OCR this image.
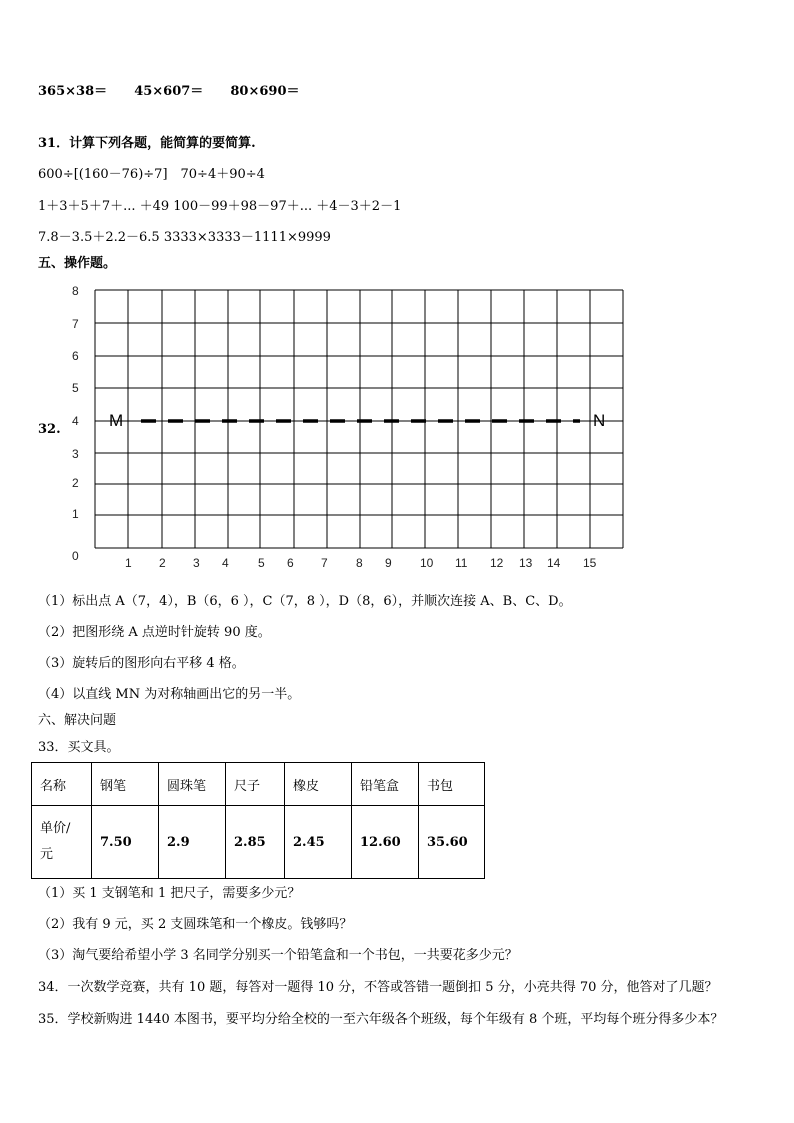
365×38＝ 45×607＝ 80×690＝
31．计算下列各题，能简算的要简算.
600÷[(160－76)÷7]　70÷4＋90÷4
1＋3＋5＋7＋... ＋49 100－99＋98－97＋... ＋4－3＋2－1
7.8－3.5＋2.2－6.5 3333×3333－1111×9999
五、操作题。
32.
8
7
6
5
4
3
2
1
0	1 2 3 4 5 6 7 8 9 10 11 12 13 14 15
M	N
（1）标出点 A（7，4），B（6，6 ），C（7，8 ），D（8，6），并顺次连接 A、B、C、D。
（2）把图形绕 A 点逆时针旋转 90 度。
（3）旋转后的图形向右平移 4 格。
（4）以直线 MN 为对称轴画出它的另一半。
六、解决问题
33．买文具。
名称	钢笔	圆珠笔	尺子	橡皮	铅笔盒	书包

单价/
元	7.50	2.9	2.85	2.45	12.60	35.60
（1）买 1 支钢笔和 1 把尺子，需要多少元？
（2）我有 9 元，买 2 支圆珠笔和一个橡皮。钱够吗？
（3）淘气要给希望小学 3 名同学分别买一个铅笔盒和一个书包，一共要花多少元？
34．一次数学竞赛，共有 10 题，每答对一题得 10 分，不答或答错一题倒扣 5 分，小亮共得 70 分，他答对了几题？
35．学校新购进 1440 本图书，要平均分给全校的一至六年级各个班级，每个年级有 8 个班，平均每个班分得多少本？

.....

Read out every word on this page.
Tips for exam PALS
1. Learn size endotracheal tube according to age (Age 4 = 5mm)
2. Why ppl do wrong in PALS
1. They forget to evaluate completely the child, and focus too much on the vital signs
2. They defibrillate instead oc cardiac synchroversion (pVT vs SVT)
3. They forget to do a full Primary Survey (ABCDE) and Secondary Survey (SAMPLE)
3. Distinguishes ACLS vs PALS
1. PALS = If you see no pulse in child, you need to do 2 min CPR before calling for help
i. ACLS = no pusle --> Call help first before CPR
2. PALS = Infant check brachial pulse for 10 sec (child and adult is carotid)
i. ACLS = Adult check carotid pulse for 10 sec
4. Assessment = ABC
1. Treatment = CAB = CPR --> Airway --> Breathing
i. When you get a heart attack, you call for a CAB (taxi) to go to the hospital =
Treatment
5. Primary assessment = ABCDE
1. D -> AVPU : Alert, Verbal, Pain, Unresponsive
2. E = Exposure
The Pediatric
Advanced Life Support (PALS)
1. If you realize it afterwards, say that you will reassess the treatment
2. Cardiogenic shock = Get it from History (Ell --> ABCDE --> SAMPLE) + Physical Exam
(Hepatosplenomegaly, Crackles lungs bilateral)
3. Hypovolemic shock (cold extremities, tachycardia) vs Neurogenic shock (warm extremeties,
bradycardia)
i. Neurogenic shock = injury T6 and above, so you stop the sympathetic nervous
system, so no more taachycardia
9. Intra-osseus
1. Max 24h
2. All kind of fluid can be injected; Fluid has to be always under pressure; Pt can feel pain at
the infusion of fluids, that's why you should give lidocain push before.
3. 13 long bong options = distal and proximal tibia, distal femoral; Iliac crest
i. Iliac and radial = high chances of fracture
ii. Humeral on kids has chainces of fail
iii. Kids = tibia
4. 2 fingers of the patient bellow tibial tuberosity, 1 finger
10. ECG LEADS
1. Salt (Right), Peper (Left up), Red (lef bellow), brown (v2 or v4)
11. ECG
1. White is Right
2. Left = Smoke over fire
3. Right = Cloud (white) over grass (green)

.....

## What you need to do
The answer is a single number: how many lines include the word "Primary"?

## Written solution
2